Task details: This exercise calls for an exact copy of the listing below.

Information:
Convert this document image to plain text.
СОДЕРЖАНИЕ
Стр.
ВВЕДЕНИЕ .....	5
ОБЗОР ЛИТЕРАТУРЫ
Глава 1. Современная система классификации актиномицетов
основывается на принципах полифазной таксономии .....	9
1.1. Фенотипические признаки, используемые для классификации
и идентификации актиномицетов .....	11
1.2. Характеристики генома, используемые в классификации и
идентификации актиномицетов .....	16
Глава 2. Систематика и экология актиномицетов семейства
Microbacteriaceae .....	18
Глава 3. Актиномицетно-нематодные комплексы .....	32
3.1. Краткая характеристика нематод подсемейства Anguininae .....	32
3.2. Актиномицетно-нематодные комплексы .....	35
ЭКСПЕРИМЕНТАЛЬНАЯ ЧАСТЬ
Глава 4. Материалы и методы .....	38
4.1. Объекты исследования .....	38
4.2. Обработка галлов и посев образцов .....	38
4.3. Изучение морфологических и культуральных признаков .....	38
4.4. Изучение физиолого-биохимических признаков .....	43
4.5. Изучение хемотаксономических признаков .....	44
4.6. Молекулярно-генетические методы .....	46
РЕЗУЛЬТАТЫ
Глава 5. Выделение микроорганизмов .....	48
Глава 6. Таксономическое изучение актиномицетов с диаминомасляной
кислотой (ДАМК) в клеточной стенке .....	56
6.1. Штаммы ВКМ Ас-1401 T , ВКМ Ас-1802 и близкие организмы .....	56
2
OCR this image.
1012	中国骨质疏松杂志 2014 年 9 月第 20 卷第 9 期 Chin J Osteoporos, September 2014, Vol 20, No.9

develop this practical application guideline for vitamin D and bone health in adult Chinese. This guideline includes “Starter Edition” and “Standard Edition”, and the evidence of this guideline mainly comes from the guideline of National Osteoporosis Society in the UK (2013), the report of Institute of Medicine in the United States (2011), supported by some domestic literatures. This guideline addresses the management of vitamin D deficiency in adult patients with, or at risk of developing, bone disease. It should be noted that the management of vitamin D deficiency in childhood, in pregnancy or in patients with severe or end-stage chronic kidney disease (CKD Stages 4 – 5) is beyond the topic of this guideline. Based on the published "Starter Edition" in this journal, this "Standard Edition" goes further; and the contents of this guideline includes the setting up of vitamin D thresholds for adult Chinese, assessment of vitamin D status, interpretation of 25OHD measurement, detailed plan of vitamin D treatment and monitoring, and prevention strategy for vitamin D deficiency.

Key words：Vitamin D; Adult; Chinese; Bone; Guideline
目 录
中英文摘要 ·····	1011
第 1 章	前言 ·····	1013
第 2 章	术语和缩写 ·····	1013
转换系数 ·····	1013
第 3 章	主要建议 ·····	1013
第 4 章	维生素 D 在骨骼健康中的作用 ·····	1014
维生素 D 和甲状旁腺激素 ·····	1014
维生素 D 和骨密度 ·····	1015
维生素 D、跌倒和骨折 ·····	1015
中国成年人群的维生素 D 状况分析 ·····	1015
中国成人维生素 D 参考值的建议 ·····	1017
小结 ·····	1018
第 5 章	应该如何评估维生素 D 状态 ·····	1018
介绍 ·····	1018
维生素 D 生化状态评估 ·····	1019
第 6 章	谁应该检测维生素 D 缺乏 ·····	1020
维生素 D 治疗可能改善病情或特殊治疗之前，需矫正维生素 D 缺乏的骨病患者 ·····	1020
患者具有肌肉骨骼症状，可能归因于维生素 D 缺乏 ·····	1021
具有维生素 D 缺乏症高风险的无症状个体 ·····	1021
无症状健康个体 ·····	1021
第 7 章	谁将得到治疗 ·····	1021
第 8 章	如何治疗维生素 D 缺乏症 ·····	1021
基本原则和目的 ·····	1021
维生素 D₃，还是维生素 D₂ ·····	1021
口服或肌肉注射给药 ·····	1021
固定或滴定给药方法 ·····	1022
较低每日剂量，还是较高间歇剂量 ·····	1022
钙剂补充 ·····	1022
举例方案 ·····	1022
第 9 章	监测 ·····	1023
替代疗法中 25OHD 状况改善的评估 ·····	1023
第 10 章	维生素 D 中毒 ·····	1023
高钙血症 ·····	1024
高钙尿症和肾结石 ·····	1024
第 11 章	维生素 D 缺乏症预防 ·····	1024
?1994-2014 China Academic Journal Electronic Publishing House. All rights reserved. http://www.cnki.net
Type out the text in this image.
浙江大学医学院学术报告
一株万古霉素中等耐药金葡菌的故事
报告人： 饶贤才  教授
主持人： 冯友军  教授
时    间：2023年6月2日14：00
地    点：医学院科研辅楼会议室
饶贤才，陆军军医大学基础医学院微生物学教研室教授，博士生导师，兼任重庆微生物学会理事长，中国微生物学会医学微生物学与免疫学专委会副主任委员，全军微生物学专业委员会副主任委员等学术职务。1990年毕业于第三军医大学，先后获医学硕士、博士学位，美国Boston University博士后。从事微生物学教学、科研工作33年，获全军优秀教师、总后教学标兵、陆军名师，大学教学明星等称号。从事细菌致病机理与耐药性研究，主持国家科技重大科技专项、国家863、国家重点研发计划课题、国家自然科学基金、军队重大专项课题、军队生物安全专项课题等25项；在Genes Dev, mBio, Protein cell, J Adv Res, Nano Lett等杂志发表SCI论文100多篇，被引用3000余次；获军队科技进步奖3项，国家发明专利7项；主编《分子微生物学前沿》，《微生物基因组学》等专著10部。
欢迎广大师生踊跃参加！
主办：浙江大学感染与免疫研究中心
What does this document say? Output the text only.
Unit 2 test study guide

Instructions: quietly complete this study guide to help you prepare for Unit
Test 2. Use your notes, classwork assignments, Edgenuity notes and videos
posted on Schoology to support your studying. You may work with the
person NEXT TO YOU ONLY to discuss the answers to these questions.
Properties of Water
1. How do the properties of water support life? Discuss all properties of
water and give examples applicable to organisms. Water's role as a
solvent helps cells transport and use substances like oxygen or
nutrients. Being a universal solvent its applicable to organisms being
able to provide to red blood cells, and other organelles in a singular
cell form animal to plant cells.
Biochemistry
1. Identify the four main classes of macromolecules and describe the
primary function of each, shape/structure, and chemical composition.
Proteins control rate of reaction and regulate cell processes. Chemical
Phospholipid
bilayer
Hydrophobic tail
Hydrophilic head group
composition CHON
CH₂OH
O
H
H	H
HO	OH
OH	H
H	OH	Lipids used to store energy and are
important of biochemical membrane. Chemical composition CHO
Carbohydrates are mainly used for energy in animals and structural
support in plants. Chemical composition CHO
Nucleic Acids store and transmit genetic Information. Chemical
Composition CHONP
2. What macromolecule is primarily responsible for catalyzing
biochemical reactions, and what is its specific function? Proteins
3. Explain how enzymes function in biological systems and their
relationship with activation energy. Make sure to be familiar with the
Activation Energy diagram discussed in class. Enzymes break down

Exercise output:
Convert this document image to plain text.
СОДЕРЖАНИЕ
Стр.
ВВЕДЕНИЕ .....	5
ОБЗОР ЛИТЕРАТУРЫ
Глава 1. Современная система классификации актиномицетов
основывается на принципах полифазной таксономии .....	9
1.1. Фенотипические признаки, используемые для классификации
и идентификации актиномицетов .....	11
1.2. Характеристики генома, используемые в классификации и
идентификации актиномицетов .....	16
Глава 2. Систематика и экология актиномицетов семейства
Microbacteriaceae .....	18
Глава 3. Актиномицетно-нематодные комплексы .....	32
3.1. Краткая характеристика нематод подсемейства Anguininae .....	32
3.2. Актиномицетно-нематодные комплексы .....	35
ЭКСПЕРИМЕНТАЛЬНАЯ ЧАСТЬ
Глава 4. Материалы и методы .....	38
4.1. Объекты исследования .....	38
4.2. Обработка галлов и посев образцов .....	38
4.3. Изучение морфологических и культуральных признаков .....	38
4.4. Изучение физиолого-биохимических признаков .....	43
4.5. Изучение хемотаксономических признаков .....	44
4.6. Молекулярно-генетические методы .....	46
РЕЗУЛЬТАТЫ
Глава 5. Выделение микроорганизмов .....	48
Глава 6. Таксономическое изучение актиномицетов с диаминомасляной
кислотой (ДАМК) в клеточной стенке .....	56
6.1. Штаммы ВКМ Ас-1401 T , ВКМ Ас-1802 и близкие организмы .....	56
2
OCR this image.
1012	中国骨质疏松杂志 2014 年 9 月第 20 卷第 9 期 Chin J Osteoporos, September 2014, Vol 20, No.9

develop this practical application guideline for vitamin D and bone health in adult Chinese. This guideline includes “Starter Edition” and “Standard Edition”, and the evidence of this guideline mainly comes from the guideline of National Osteoporosis Society in the UK (2013), the report of Institute of Medicine in the United States (2011), supported by some domestic literatures. This guideline addresses the management of vitamin D deficiency in adult patients with, or at risk of developing, bone disease. It should be noted that the management of vitamin D deficiency in childhood, in pregnancy or in patients with severe or end-stage chronic kidney disease (CKD Stages 4 – 5) is beyond the topic of this guideline. Based on the published "Starter Edition" in this journal, this "Standard Edition" goes further; and the contents of this guideline includes the setting up of vitamin D thresholds for adult Chinese, assessment of vitamin D status, interpretation of 25OHD measurement, detailed plan of vitamin D treatment and monitoring, and prevention strategy for vitamin D deficiency.

Key words：Vitamin D; Adult; Chinese; Bone; Guideline
目 录
中英文摘要 ·····	1011
第 1 章	前言 ·····	1013
第 2 章	术语和缩写 ·····	1013
转换系数 ·····	1013
第 3 章	主要建议 ·····	1013
第 4 章	维生素 D 在骨骼健康中的作用 ·····	1014
维生素 D 和甲状旁腺激素 ·····	1014
维生素 D 和骨密度 ·····	1015
维生素 D、跌倒和骨折 ·····	1015
中国成年人群的维生素 D 状况分析 ·····	1015
中国成人维生素 D 参考值的建议 ·····	1017
小结 ·····	1018
第 5 章	应该如何评估维生素 D 状态 ·····	1018
介绍 ·····	1018
维生素 D 生化状态评估 ·····	1019
第 6 章	谁应该检测维生素 D 缺乏 ·····	1020
维生素 D 治疗可能改善病情或特殊治疗之前，需矫正维生素 D 缺乏的骨病患者 ·····	1020
患者具有肌肉骨骼症状，可能归因于维生素 D 缺乏 ·····	1021
具有维生素 D 缺乏症高风险的无症状个体 ·····	1021
无症状健康个体 ·····	1021
第 7 章	谁将得到治疗 ·····	1021
第 8 章	如何治疗维生素 D 缺乏症 ·····	1021
基本原则和目的 ·····	1021
维生素 D₃，还是维生素 D₂ ·····	1021
口服或肌肉注射给药 ·····	1021
固定或滴定给药方法 ·····	1022
较低每日剂量，还是较高间歇剂量 ·····	1022
钙剂补充 ·····	1022
举例方案 ·····	1022
第 9 章	监测 ·····	1023
替代疗法中 25OHD 状况改善的评估 ·····	1023
第 10 章	维生素 D 中毒 ·····	1023
高钙血症 ·····	1024
高钙尿症和肾结石 ·····	1024
第 11 章	维生素 D 缺乏症预防 ·····	1024
?1994-2014 China Academic Journal Electronic Publishing House. All rights reserved. http://www.cnki.net
Type out the text in this image.
浙江大学医学院学术报告
一株万古霉素中等耐药金葡菌的故事
报告人： 饶贤才  教授
主持人： 冯友军  教授
时    间：2023年6月2日14：00
地    点：医学院科研辅楼会议室
饶贤才，陆军军医大学基础医学院微生物学教研室教授，博士生导师，兼任重庆微生物学会理事长，中国微生物学会医学微生物学与免疫学专委会副主任委员，全军微生物学专业委员会副主任委员等学术职务。1990年毕业于第三军医大学，先后获医学硕士、博士学位，美国Boston University博士后。从事微生物学教学、科研工作33年，获全军优秀教师、总后教学标兵、陆军名师，大学教学明星等称号。从事细菌致病机理与耐药性研究，主持国家科技重大科技专项、国家863、国家重点研发计划课题、国家自然科学基金、军队重大专项课题、军队生物安全专项课题等25项；在Genes Dev, mBio, Protein cell, J Adv Res, Nano Lett等杂志发表SCI论文100多篇，被引用3000余次；获军队科技进步奖3项，国家发明专利7项；主编《分子微生物学前沿》，《微生物基因组学》等专著10部。
欢迎广大师生踊跃参加！
主办：浙江大学感染与免疫研究中心
What does this document say? Output the text only.
Unit 2 test study guide

Instructions: quietly complete this study guide to help you prepare for Unit
Test 2. Use your notes, classwork assignments, Edgenuity notes and videos
posted on Schoology to support your studying. You may work with the
person NEXT TO YOU ONLY to discuss the answers to these questions.
Properties of Water
1. How do the properties of water support life? Discuss all properties of
water and give examples applicable to organisms. Water's role as a
solvent helps cells transport and use substances like oxygen or
nutrients. Being a universal solvent its applicable to organisms being
able to provide to red blood cells, and other organelles in a singular
cell form animal to plant cells.
Biochemistry
1. Identify the four main classes of macromolecules and describe the
primary function of each, shape/structure, and chemical composition.
Proteins control rate of reaction and regulate cell processes. Chemical
Phospholipid
bilayer
Hydrophobic tail
Hydrophilic head group
composition CHON
CH₂OH
O
H
H	H
HO	OH
OH	H
H	OH	Lipids used to store energy and are
important of biochemical membrane. Chemical composition CHO
Carbohydrates are mainly used for energy in animals and structural
support in plants. Chemical composition CHO
Nucleic Acids store and transmit genetic Information. Chemical
Composition CHONP
2. What macromolecule is primarily responsible for catalyzing
biochemical reactions, and what is its specific function? Proteins
3. Explain how enzymes function in biological systems and their
relationship with activation energy. Make sure to be familiar with the
Activation Energy diagram discussed in class. Enzymes break down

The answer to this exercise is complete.